──────── Records supplied ────────

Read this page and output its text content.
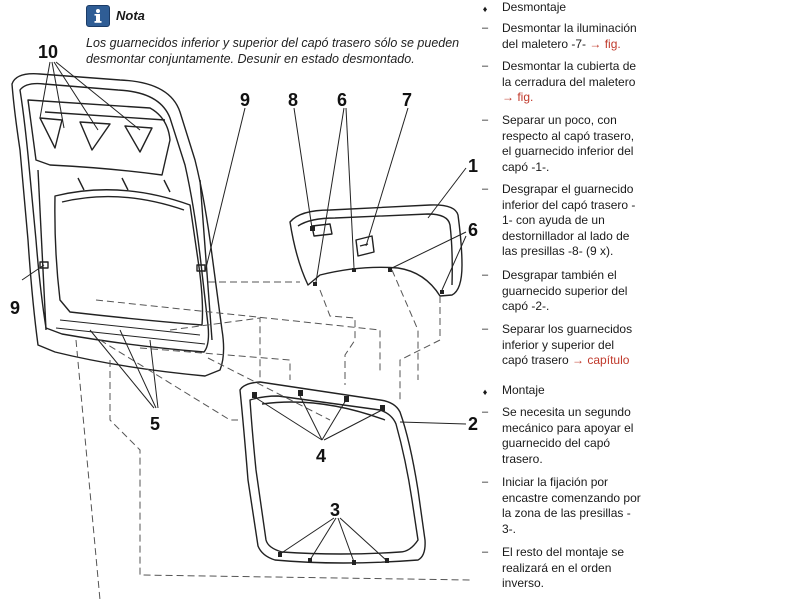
Nota
Los guarnecidos inferior y superior del capó trasero sólo se pueden
desmontar conjuntamente. Desunir en estado desmontado.
10
9 8 6	7
1
6
9
5
4
2
3
♦ Desmontaje
– Desmontar la iluminación
del maletero -7- → fig.
– Desmontar la cubierta de
la cerradura del maletero
→ fig.
– Separar un poco, con
respecto al capó trasero,
el guarnecido inferior del
capó -1-.
– Desgrapar el guarnecido
inferior del capó trasero -
1- con ayuda de un
destornillador al lado de
las presillas -8- (9 x).
– Desgrapar también el
guarnecido superior del
capó -2-.
– Separar los guarnecidos
inferior y superior del
capó trasero → capítulo
♦ Montaje
– Se necesita un segundo
mecánico para apoyar el
guarnecido del capó
trasero.
– Iniciar la fijación por
encastre comenzando por
la zona de las presillas -
3-.
– El resto del montaje se
realizará en el orden
inverso.
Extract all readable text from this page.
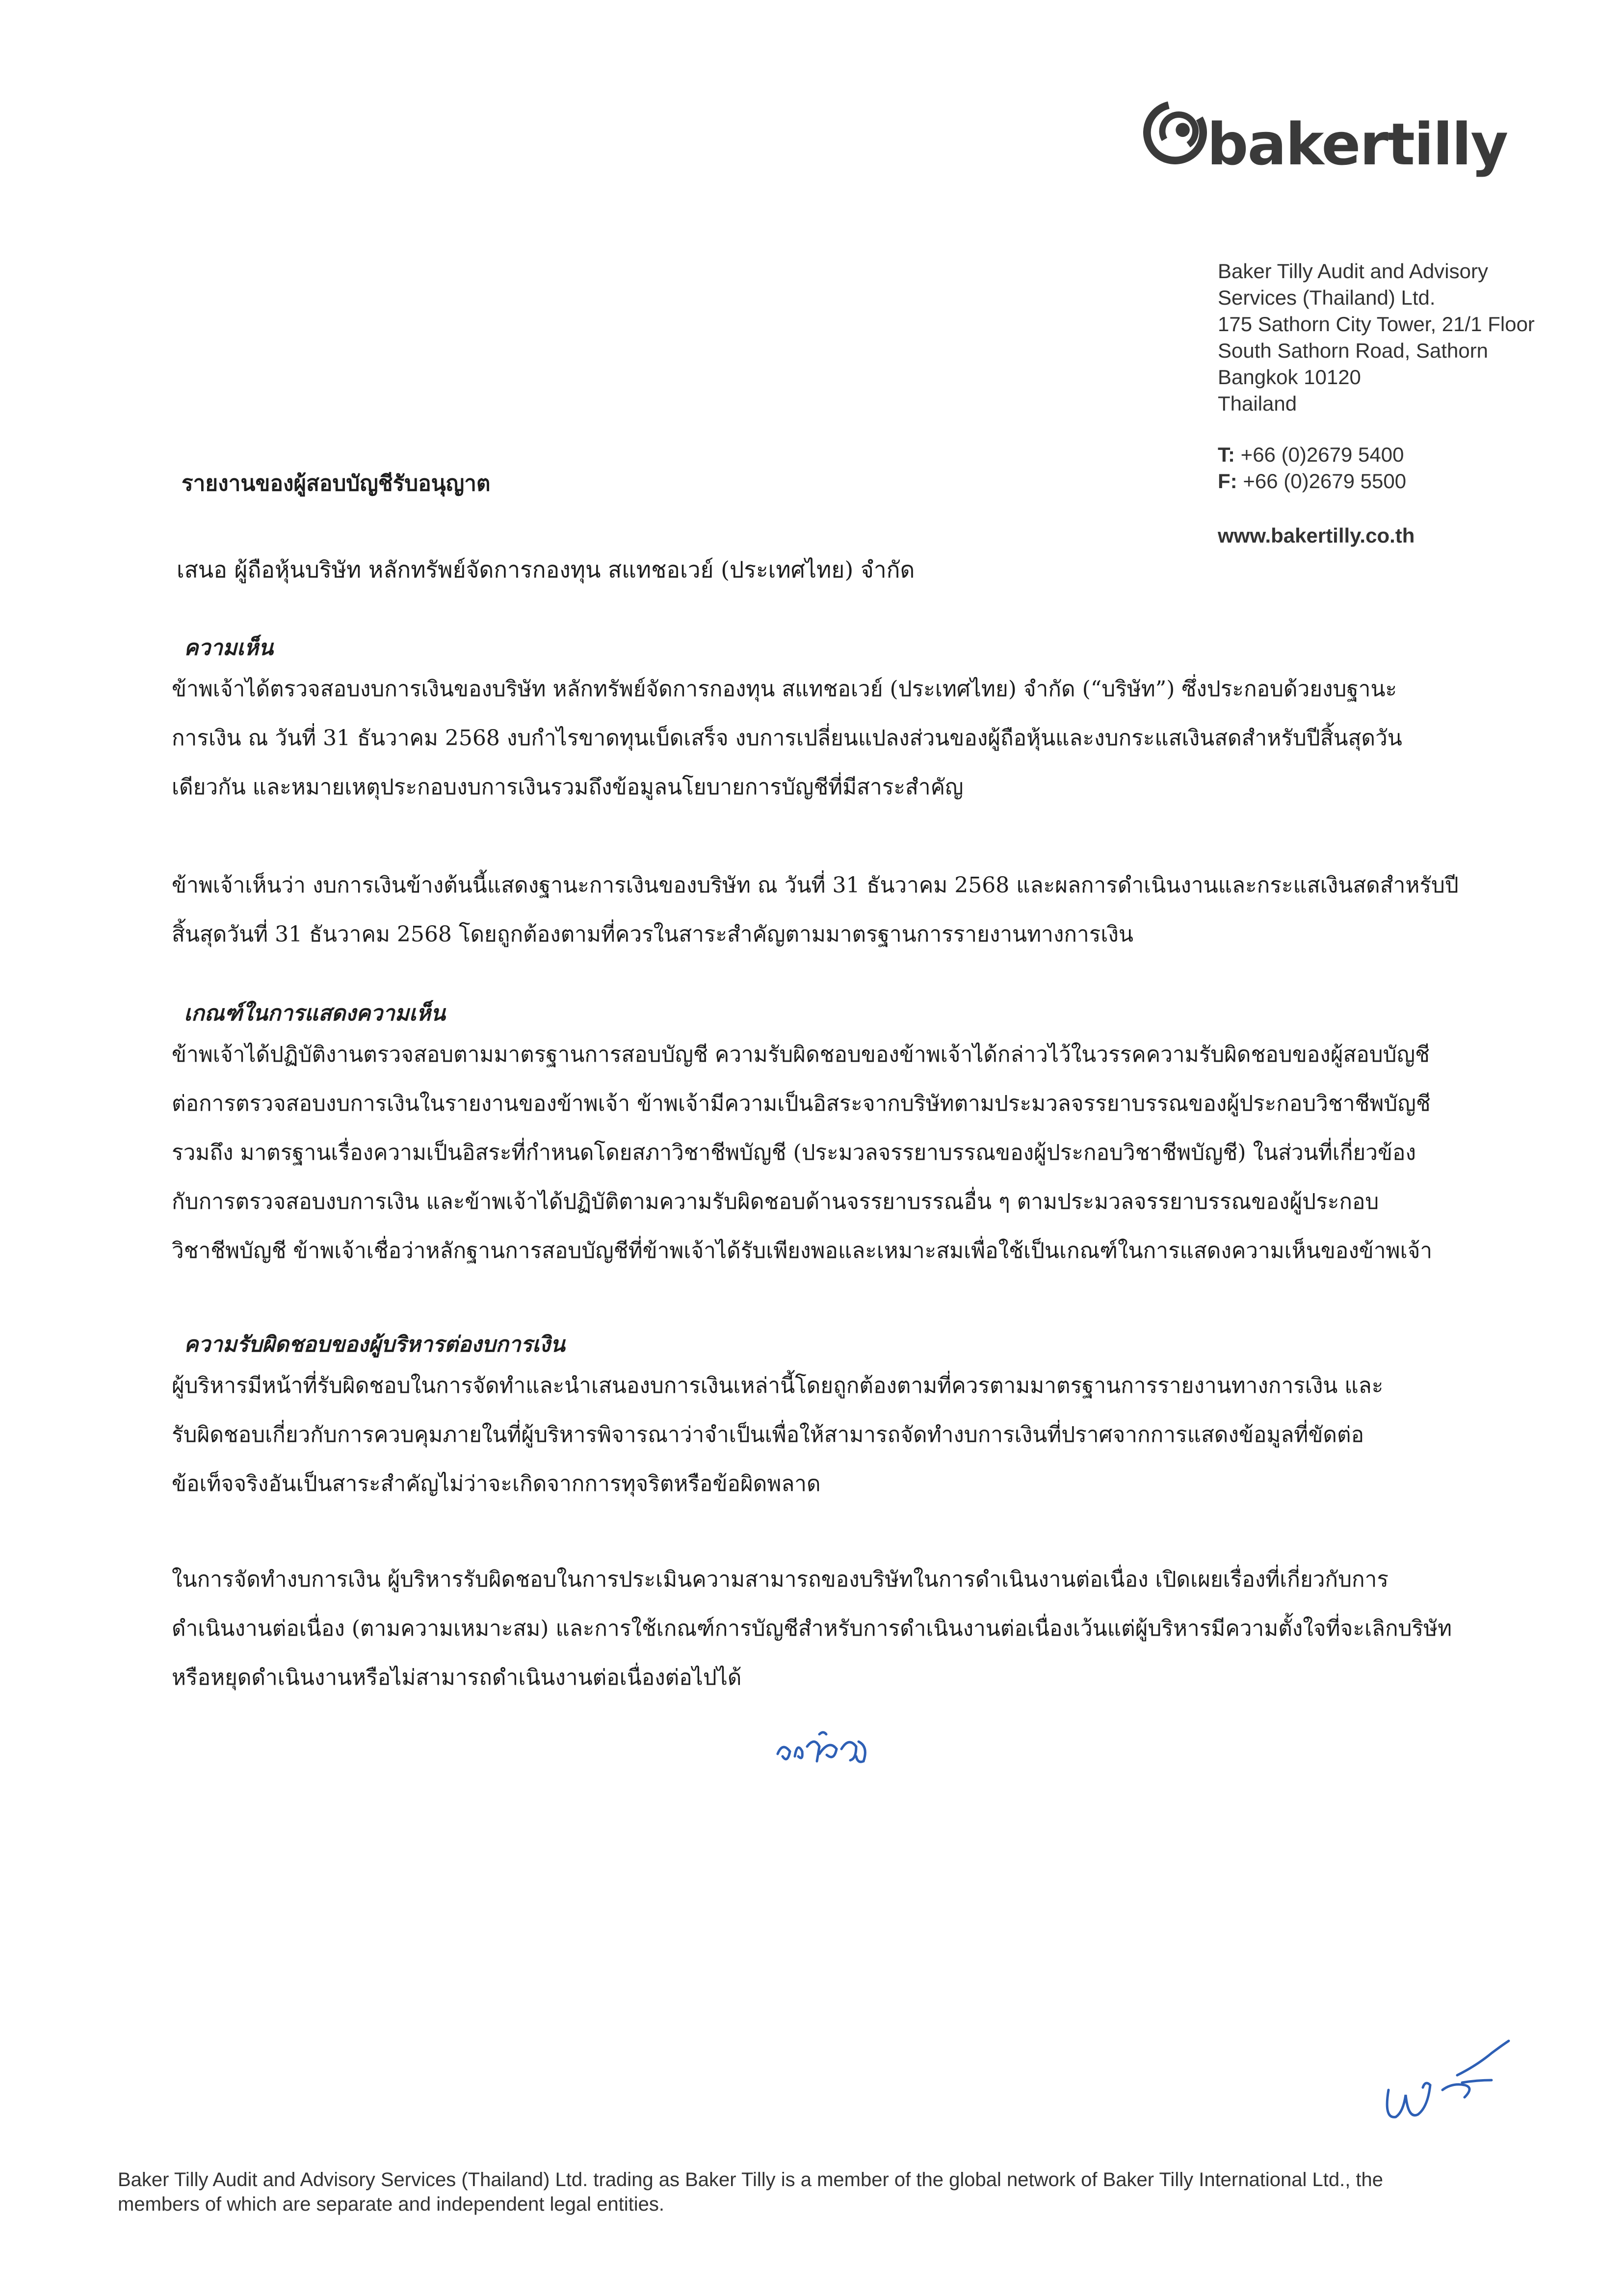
bakertilly
Baker Tilly Audit and Advisory
Services (Thailand) Ltd.
175 Sathorn City Tower, 21/1 Floor
South Sathorn Road, Sathorn
Bangkok 10120
Thailand
T: +66 (0)2679 5400
F: +66 (0)2679 5500
www.bakertilly.co.th
รายงานของผู้สอบบัญชีรับอนุญาต
เสนอ ผู้ถือหุ้นบริษัท หลักทรัพย์จัดการกองทุน สแทชอเวย์ (ประเทศไทย) จำกัด
ความเห็น

ข้าพเจ้าได้ตรวจสอบงบการเงินของบริษัท หลักทรัพย์จัดการกองทุน สแทชอเวย์ (ประเทศไทย) จำกัด (“บริษัท”) ซึ่งประกอบด้วยงบฐานะ

การเงิน ณ วันที่ 31 ธันวาคม 2568 งบกำไรขาดทุนเบ็ดเสร็จ งบการเปลี่ยนแปลงส่วนของผู้ถือหุ้นและงบกระแสเงินสดสำหรับปีสิ้นสุดวัน

เดียวกัน และหมายเหตุประกอบงบการเงินรวมถึงข้อมูลนโยบายการบัญชีที่มีสาระสำคัญ

ข้าพเจ้าเห็นว่า งบการเงินข้างต้นนี้แสดงฐานะการเงินของบริษัท ณ วันที่ 31 ธันวาคม 2568 และผลการดำเนินงานและกระแสเงินสดสำหรับปี

สิ้นสุดวันที่ 31 ธันวาคม 2568 โดยถูกต้องตามที่ควรในสาระสำคัญตามมาตรฐานการรายงานทางการเงิน

เกณฑ์ในการแสดงความเห็น

ข้าพเจ้าได้ปฏิบัติงานตรวจสอบตามมาตรฐานการสอบบัญชี ความรับผิดชอบของข้าพเจ้าได้กล่าวไว้ในวรรคความรับผิดชอบของผู้สอบบัญชี

ต่อการตรวจสอบงบการเงินในรายงานของข้าพเจ้า ข้าพเจ้ามีความเป็นอิสระจากบริษัทตามประมวลจรรยาบรรณของผู้ประกอบวิชาชีพบัญชี

รวมถึง มาตรฐานเรื่องความเป็นอิสระที่กำหนดโดยสภาวิชาชีพบัญชี (ประมวลจรรยาบรรณของผู้ประกอบวิชาชีพบัญชี) ในส่วนที่เกี่ยวข้อง

กับการตรวจสอบงบการเงิน และข้าพเจ้าได้ปฏิบัติตามความรับผิดชอบด้านจรรยาบรรณอื่น ๆ ตามประมวลจรรยาบรรณของผู้ประกอบ

วิชาชีพบัญชี ข้าพเจ้าเชื่อว่าหลักฐานการสอบบัญชีที่ข้าพเจ้าได้รับเพียงพอและเหมาะสมเพื่อใช้เป็นเกณฑ์ในการแสดงความเห็นของข้าพเจ้า

ความรับผิดชอบของผู้บริหารต่องบการเงิน

ผู้บริหารมีหน้าที่รับผิดชอบในการจัดทำและนำเสนองบการเงินเหล่านี้โดยถูกต้องตามที่ควรตามมาตรฐานการรายงานทางการเงิน และ

รับผิดชอบเกี่ยวกับการควบคุมภายในที่ผู้บริหารพิจารณาว่าจำเป็นเพื่อให้สามารถจัดทำงบการเงินที่ปราศจากการแสดงข้อมูลที่ขัดต่อ

ข้อเท็จจริงอันเป็นสาระสำคัญไม่ว่าจะเกิดจากการทุจริตหรือข้อผิดพลาด

ในการจัดทำงบการเงิน ผู้บริหารรับผิดชอบในการประเมินความสามารถของบริษัทในการดำเนินงานต่อเนื่อง เปิดเผยเรื่องที่เกี่ยวกับการ

ดำเนินงานต่อเนื่อง (ตามความเหมาะสม) และการใช้เกณฑ์การบัญชีสำหรับการดำเนินงานต่อเนื่องเว้นแต่ผู้บริหารมีความตั้งใจที่จะเลิกบริษัท

หรือหยุดดำเนินงานหรือไม่สามารถดำเนินงานต่อเนื่องต่อไปได้

Baker Tilly Audit and Advisory Services (Thailand) Ltd. trading as Baker Tilly is a member of the global network of Baker Tilly International Ltd., the
members of which are separate and independent legal entities.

────────

Copy the records exactly. Skip the pictures.

▸ **Answer to the task**:
Read this page and output its text content.
Nota
Los guarnecidos inferior y superior del capó trasero sólo se pueden
desmontar conjuntamente. Desunir en estado desmontado.
10
9 8 6	7
1
6
9
5
4
2
3
♦ Desmontaje
– Desmontar la iluminación
del maletero -7- → fig.
– Desmontar la cubierta de
la cerradura del maletero
→ fig.
– Separar un poco, con
respecto al capó trasero,
el guarnecido inferior del
capó -1-.
– Desgrapar el guarnecido
inferior del capó trasero -
1- con ayuda de un
destornillador al lado de
las presillas -8- (9 x).
– Desgrapar también el
guarnecido superior del
capó -2-.
– Separar los guarnecidos
inferior y superior del
capó trasero → capítulo
♦ Montaje
– Se necesita un segundo
mecánico para apoyar el
guarnecido del capó
trasero.
– Iniciar la fijación por
encastre comenzando por
la zona de las presillas -
3-.
– El resto del montaje se
realizará en el orden
inverso.
Extract all readable text from this page.
bakertilly
Baker Tilly Audit and Advisory
Services (Thailand) Ltd.
175 Sathorn City Tower, 21/1 Floor
South Sathorn Road, Sathorn
Bangkok 10120
Thailand
T: +66 (0)2679 5400
F: +66 (0)2679 5500
www.bakertilly.co.th
รายงานของผู้สอบบัญชีรับอนุญาต
เสนอ ผู้ถือหุ้นบริษัท หลักทรัพย์จัดการกองทุน สแทชอเวย์ (ประเทศไทย) จำกัด
ความเห็น

ข้าพเจ้าได้ตรวจสอบงบการเงินของบริษัท หลักทรัพย์จัดการกองทุน สแทชอเวย์ (ประเทศไทย) จำกัด (“บริษัท”) ซึ่งประกอบด้วยงบฐานะ

การเงิน ณ วันที่ 31 ธันวาคม 2568 งบกำไรขาดทุนเบ็ดเสร็จ งบการเปลี่ยนแปลงส่วนของผู้ถือหุ้นและงบกระแสเงินสดสำหรับปีสิ้นสุดวัน

เดียวกัน และหมายเหตุประกอบงบการเงินรวมถึงข้อมูลนโยบายการบัญชีที่มีสาระสำคัญ

ข้าพเจ้าเห็นว่า งบการเงินข้างต้นนี้แสดงฐานะการเงินของบริษัท ณ วันที่ 31 ธันวาคม 2568 และผลการดำเนินงานและกระแสเงินสดสำหรับปี

สิ้นสุดวันที่ 31 ธันวาคม 2568 โดยถูกต้องตามที่ควรในสาระสำคัญตามมาตรฐานการรายงานทางการเงิน

เกณฑ์ในการแสดงความเห็น

ข้าพเจ้าได้ปฏิบัติงานตรวจสอบตามมาตรฐานการสอบบัญชี ความรับผิดชอบของข้าพเจ้าได้กล่าวไว้ในวรรคความรับผิดชอบของผู้สอบบัญชี

ต่อการตรวจสอบงบการเงินในรายงานของข้าพเจ้า ข้าพเจ้ามีความเป็นอิสระจากบริษัทตามประมวลจรรยาบรรณของผู้ประกอบวิชาชีพบัญชี

รวมถึง มาตรฐานเรื่องความเป็นอิสระที่กำหนดโดยสภาวิชาชีพบัญชี (ประมวลจรรยาบรรณของผู้ประกอบวิชาชีพบัญชี) ในส่วนที่เกี่ยวข้อง

กับการตรวจสอบงบการเงิน และข้าพเจ้าได้ปฏิบัติตามความรับผิดชอบด้านจรรยาบรรณอื่น ๆ ตามประมวลจรรยาบรรณของผู้ประกอบ

วิชาชีพบัญชี ข้าพเจ้าเชื่อว่าหลักฐานการสอบบัญชีที่ข้าพเจ้าได้รับเพียงพอและเหมาะสมเพื่อใช้เป็นเกณฑ์ในการแสดงความเห็นของข้าพเจ้า

ความรับผิดชอบของผู้บริหารต่องบการเงิน

ผู้บริหารมีหน้าที่รับผิดชอบในการจัดทำและนำเสนองบการเงินเหล่านี้โดยถูกต้องตามที่ควรตามมาตรฐานการรายงานทางการเงิน และ

รับผิดชอบเกี่ยวกับการควบคุมภายในที่ผู้บริหารพิจารณาว่าจำเป็นเพื่อให้สามารถจัดทำงบการเงินที่ปราศจากการแสดงข้อมูลที่ขัดต่อ

ข้อเท็จจริงอันเป็นสาระสำคัญไม่ว่าจะเกิดจากการทุจริตหรือข้อผิดพลาด

ในการจัดทำงบการเงิน ผู้บริหารรับผิดชอบในการประเมินความสามารถของบริษัทในการดำเนินงานต่อเนื่อง เปิดเผยเรื่องที่เกี่ยวกับการ

ดำเนินงานต่อเนื่อง (ตามความเหมาะสม) และการใช้เกณฑ์การบัญชีสำหรับการดำเนินงานต่อเนื่องเว้นแต่ผู้บริหารมีความตั้งใจที่จะเลิกบริษัท

หรือหยุดดำเนินงานหรือไม่สามารถดำเนินงานต่อเนื่องต่อไปได้

Baker Tilly Audit and Advisory Services (Thailand) Ltd. trading as Baker Tilly is a member of the global network of Baker Tilly International Ltd., the
members of which are separate and independent legal entities.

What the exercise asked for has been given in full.